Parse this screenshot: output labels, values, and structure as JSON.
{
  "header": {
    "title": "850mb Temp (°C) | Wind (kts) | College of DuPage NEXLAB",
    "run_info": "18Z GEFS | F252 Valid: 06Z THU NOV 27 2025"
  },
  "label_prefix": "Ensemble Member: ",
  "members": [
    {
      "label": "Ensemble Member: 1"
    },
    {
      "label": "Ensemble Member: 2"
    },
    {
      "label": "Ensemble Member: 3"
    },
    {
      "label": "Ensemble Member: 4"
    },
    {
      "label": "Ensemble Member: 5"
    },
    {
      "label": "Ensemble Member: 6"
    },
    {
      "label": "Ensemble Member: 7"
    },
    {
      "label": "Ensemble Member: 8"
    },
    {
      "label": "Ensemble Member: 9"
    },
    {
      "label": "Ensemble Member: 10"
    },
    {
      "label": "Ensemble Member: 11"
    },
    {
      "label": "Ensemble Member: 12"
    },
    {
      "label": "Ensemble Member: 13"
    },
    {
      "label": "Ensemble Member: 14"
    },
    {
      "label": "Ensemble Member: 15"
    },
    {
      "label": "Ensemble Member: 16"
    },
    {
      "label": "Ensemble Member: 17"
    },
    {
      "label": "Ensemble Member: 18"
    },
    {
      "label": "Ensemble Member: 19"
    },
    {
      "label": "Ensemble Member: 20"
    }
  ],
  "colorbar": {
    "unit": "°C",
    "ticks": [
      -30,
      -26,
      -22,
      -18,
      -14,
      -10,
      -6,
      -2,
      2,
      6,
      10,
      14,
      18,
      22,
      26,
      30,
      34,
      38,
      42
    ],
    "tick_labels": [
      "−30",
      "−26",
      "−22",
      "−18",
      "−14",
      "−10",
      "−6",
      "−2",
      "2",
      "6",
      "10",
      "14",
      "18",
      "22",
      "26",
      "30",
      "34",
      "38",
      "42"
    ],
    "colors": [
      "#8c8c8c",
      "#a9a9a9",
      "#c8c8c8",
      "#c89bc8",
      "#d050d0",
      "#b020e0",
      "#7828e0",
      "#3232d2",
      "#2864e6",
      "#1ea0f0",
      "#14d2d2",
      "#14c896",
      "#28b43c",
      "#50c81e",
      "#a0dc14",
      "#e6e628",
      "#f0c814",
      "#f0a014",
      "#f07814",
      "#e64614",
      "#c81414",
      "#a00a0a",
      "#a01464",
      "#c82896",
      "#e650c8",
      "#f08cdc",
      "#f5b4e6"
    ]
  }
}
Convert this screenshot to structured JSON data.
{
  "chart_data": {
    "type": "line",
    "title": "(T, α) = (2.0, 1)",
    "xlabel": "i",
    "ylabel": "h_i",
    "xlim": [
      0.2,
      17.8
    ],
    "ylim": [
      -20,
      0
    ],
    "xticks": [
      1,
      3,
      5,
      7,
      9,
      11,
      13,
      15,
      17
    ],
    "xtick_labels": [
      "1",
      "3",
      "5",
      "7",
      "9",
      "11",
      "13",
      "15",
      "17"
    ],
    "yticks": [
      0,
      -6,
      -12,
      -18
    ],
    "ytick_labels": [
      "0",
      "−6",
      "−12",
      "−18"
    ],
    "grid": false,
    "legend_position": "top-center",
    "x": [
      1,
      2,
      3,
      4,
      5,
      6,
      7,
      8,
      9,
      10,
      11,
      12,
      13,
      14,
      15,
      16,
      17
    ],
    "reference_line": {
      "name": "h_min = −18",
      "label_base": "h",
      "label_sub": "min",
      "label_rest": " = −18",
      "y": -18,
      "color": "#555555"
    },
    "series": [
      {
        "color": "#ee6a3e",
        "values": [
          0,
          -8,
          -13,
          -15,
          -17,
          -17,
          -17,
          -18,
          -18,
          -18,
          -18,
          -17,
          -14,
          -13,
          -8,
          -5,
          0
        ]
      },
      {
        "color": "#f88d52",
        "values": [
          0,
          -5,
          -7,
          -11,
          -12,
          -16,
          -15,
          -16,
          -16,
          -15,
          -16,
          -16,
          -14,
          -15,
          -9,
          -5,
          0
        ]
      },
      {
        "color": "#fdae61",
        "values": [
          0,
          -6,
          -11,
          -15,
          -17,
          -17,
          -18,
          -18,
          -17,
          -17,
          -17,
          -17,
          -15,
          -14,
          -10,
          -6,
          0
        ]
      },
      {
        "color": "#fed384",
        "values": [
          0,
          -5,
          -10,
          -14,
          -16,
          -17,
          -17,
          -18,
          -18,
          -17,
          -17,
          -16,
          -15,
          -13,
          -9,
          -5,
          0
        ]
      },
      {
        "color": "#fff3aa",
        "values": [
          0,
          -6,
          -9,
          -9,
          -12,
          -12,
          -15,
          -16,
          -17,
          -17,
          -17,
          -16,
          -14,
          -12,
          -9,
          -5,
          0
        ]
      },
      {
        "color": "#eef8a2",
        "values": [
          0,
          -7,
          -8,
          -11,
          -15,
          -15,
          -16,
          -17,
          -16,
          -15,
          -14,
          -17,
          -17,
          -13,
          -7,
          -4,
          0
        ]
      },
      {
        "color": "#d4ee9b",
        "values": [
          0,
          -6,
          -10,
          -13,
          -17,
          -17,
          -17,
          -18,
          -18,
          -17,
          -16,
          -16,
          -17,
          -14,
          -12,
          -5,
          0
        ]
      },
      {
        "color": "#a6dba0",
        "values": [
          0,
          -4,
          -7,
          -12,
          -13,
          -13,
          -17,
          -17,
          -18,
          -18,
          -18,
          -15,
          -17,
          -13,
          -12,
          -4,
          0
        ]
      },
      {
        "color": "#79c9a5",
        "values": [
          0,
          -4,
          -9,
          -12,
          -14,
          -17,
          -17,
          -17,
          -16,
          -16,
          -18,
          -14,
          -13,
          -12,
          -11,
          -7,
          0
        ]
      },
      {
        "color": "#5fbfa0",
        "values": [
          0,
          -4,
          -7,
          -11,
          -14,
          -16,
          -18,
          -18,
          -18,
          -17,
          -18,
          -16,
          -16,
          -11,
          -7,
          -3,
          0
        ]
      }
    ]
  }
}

### Stated exercise
Reproduce the entire listing word for word.

### Solution for this exercise
Parse this screenshot: output labels, values, and structure as JSON.
{
  "header": {
    "title": "850mb Temp (°C) | Wind (kts) | College of DuPage NEXLAB",
    "run_info": "18Z GEFS | F252 Valid: 06Z THU NOV 27 2025"
  },
  "label_prefix": "Ensemble Member: ",
  "members": [
    {
      "label": "Ensemble Member: 1"
    },
    {
      "label": "Ensemble Member: 2"
    },
    {
      "label": "Ensemble Member: 3"
    },
    {
      "label": "Ensemble Member: 4"
    },
    {
      "label": "Ensemble Member: 5"
    },
    {
      "label": "Ensemble Member: 6"
    },
    {
      "label": "Ensemble Member: 7"
    },
    {
      "label": "Ensemble Member: 8"
    },
    {
      "label": "Ensemble Member: 9"
    },
    {
      "label": "Ensemble Member: 10"
    },
    {
      "label": "Ensemble Member: 11"
    },
    {
      "label": "Ensemble Member: 12"
    },
    {
      "label": "Ensemble Member: 13"
    },
    {
      "label": "Ensemble Member: 14"
    },
    {
      "label": "Ensemble Member: 15"
    },
    {
      "label": "Ensemble Member: 16"
    },
    {
      "label": "Ensemble Member: 17"
    },
    {
      "label": "Ensemble Member: 18"
    },
    {
      "label": "Ensemble Member: 19"
    },
    {
      "label": "Ensemble Member: 20"
    }
  ],
  "colorbar": {
    "unit": "°C",
    "ticks": [
      -30,
      -26,
      -22,
      -18,
      -14,
      -10,
      -6,
      -2,
      2,
      6,
      10,
      14,
      18,
      22,
      26,
      30,
      34,
      38,
      42
    ],
    "tick_labels": [
      "−30",
      "−26",
      "−22",
      "−18",
      "−14",
      "−10",
      "−6",
      "−2",
      "2",
      "6",
      "10",
      "14",
      "18",
      "22",
      "26",
      "30",
      "34",
      "38",
      "42"
    ],
    "colors": [
      "#8c8c8c",
      "#a9a9a9",
      "#c8c8c8",
      "#c89bc8",
      "#d050d0",
      "#b020e0",
      "#7828e0",
      "#3232d2",
      "#2864e6",
      "#1ea0f0",
      "#14d2d2",
      "#14c896",
      "#28b43c",
      "#50c81e",
      "#a0dc14",
      "#e6e628",
      "#f0c814",
      "#f0a014",
      "#f07814",
      "#e64614",
      "#c81414",
      "#a00a0a",
      "#a01464",
      "#c82896",
      "#e650c8",
      "#f08cdc",
      "#f5b4e6"
    ]
  }
}
Convert this screenshot to structured JSON data.
{
  "chart_data": {
    "type": "line",
    "title": "(T, α) = (2.0, 1)",
    "xlabel": "i",
    "ylabel": "h_i",
    "xlim": [
      0.2,
      17.8
    ],
    "ylim": [
      -20,
      0
    ],
    "xticks": [
      1,
      3,
      5,
      7,
      9,
      11,
      13,
      15,
      17
    ],
    "xtick_labels": [
      "1",
      "3",
      "5",
      "7",
      "9",
      "11",
      "13",
      "15",
      "17"
    ],
    "yticks": [
      0,
      -6,
      -12,
      -18
    ],
    "ytick_labels": [
      "0",
      "−6",
      "−12",
      "−18"
    ],
    "grid": false,
    "legend_position": "top-center",
    "x": [
      1,
      2,
      3,
      4,
      5,
      6,
      7,
      8,
      9,
      10,
      11,
      12,
      13,
      14,
      15,
      16,
      17
    ],
    "reference_line": {
      "name": "h_min = −18",
      "label_base": "h",
      "label_sub": "min",
      "label_rest": " = −18",
      "y": -18,
      "color": "#555555"
    },
    "series": [
      {
        "color": "#ee6a3e",
        "values": [
          0,
          -8,
          -13,
          -15,
          -17,
          -17,
          -17,
          -18,
          -18,
          -18,
          -18,
          -17,
          -14,
          -13,
          -8,
          -5,
          0
        ]
      },
      {
        "color": "#f88d52",
        "values": [
          0,
          -5,
          -7,
          -11,
          -12,
          -16,
          -15,
          -16,
          -16,
          -15,
          -16,
          -16,
          -14,
          -15,
          -9,
          -5,
          0
        ]
      },
      {
        "color": "#fdae61",
        "values": [
          0,
          -6,
          -11,
          -15,
          -17,
          -17,
          -18,
          -18,
          -17,
          -17,
          -17,
          -17,
          -15,
          -14,
          -10,
          -6,
          0
        ]
      },
      {
        "color": "#fed384",
        "values": [
          0,
          -5,
          -10,
          -14,
          -16,
          -17,
          -17,
          -18,
          -18,
          -17,
          -17,
          -16,
          -15,
          -13,
          -9,
          -5,
          0
        ]
      },
      {
        "color": "#fff3aa",
        "values": [
          0,
          -6,
          -9,
          -9,
          -12,
          -12,
          -15,
          -16,
          -17,
          -17,
          -17,
          -16,
          -14,
          -12,
          -9,
          -5,
          0
        ]
      },
      {
        "color": "#eef8a2",
        "values": [
          0,
          -7,
          -8,
          -11,
          -15,
          -15,
          -16,
          -17,
          -16,
          -15,
          -14,
          -17,
          -17,
          -13,
          -7,
          -4,
          0
        ]
      },
      {
        "color": "#d4ee9b",
        "values": [
          0,
          -6,
          -10,
          -13,
          -17,
          -17,
          -17,
          -18,
          -18,
          -17,
          -16,
          -16,
          -17,
          -14,
          -12,
          -5,
          0
        ]
      },
      {
        "color": "#a6dba0",
        "values": [
          0,
          -4,
          -7,
          -12,
          -13,
          -13,
          -17,
          -17,
          -18,
          -18,
          -18,
          -15,
          -17,
          -13,
          -12,
          -4,
          0
        ]
      },
      {
        "color": "#79c9a5",
        "values": [
          0,
          -4,
          -9,
          -12,
          -14,
          -17,
          -17,
          -17,
          -16,
          -16,
          -18,
          -14,
          -13,
          -12,
          -11,
          -7,
          0
        ]
      },
      {
        "color": "#5fbfa0",
        "values": [
          0,
          -4,
          -7,
          -11,
          -14,
          -16,
          -18,
          -18,
          -18,
          -17,
          -18,
          -16,
          -16,
          -11,
          -7,
          -3,
          0
        ]
      }
    ]
  }
}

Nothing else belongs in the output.